═════ PROVIDED DATA

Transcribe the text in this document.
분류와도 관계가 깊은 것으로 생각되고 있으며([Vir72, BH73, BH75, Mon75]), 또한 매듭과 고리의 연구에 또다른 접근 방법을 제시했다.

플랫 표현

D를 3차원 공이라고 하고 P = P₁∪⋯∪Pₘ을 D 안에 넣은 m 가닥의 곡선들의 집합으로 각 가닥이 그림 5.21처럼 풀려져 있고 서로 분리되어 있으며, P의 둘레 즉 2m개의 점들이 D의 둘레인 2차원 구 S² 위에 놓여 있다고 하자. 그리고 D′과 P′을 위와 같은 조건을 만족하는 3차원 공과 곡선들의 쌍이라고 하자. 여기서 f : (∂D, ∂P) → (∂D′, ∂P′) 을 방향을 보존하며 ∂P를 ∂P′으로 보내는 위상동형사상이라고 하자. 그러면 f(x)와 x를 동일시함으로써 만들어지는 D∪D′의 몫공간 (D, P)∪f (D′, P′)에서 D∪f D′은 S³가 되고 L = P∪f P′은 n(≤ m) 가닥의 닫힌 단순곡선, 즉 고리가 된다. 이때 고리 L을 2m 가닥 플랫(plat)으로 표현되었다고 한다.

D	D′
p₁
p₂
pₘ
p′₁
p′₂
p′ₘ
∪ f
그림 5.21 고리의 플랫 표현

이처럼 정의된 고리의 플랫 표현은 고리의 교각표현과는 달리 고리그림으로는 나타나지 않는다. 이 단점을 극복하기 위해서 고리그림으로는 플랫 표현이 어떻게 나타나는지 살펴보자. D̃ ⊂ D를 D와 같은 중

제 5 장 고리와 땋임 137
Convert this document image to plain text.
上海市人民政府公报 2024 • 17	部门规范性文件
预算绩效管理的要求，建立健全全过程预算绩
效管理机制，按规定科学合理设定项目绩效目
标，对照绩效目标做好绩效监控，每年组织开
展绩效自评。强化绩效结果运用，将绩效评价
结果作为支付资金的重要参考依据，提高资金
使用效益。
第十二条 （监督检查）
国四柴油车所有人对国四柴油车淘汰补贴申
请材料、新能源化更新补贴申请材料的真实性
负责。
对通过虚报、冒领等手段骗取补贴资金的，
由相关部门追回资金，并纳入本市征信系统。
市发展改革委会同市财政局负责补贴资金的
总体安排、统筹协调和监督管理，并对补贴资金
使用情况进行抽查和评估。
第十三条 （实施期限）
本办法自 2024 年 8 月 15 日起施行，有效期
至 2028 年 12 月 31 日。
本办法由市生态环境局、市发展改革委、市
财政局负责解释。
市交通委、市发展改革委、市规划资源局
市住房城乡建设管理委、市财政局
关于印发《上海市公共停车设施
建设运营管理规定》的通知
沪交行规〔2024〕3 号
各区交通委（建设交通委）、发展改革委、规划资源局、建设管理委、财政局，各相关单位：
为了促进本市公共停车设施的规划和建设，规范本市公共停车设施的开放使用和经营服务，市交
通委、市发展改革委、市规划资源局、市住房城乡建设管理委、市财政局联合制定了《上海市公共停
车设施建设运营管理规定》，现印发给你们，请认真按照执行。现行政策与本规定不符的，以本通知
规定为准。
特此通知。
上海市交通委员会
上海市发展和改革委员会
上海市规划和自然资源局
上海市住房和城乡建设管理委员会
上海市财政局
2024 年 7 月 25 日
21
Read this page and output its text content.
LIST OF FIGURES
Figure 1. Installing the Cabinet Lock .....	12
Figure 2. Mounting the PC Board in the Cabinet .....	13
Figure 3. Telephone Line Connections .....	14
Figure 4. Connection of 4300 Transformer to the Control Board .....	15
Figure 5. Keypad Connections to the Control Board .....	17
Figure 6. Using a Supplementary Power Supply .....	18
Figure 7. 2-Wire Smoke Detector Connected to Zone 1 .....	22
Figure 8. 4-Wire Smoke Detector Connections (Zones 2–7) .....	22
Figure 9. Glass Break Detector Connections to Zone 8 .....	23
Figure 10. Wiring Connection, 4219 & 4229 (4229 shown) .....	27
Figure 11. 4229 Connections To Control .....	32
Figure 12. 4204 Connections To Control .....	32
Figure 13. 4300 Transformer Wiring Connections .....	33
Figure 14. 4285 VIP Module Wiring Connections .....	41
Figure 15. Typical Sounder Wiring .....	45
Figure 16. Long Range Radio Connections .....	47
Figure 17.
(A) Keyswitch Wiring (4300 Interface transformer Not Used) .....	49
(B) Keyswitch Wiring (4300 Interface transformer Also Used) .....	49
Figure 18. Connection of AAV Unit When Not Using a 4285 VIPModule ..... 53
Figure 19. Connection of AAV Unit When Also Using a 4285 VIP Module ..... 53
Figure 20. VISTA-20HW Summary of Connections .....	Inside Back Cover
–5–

══════════

§ EXERCISE
Only the number is required: the count of lines containing the word "Smoke".

§ TASK SOLUTION
2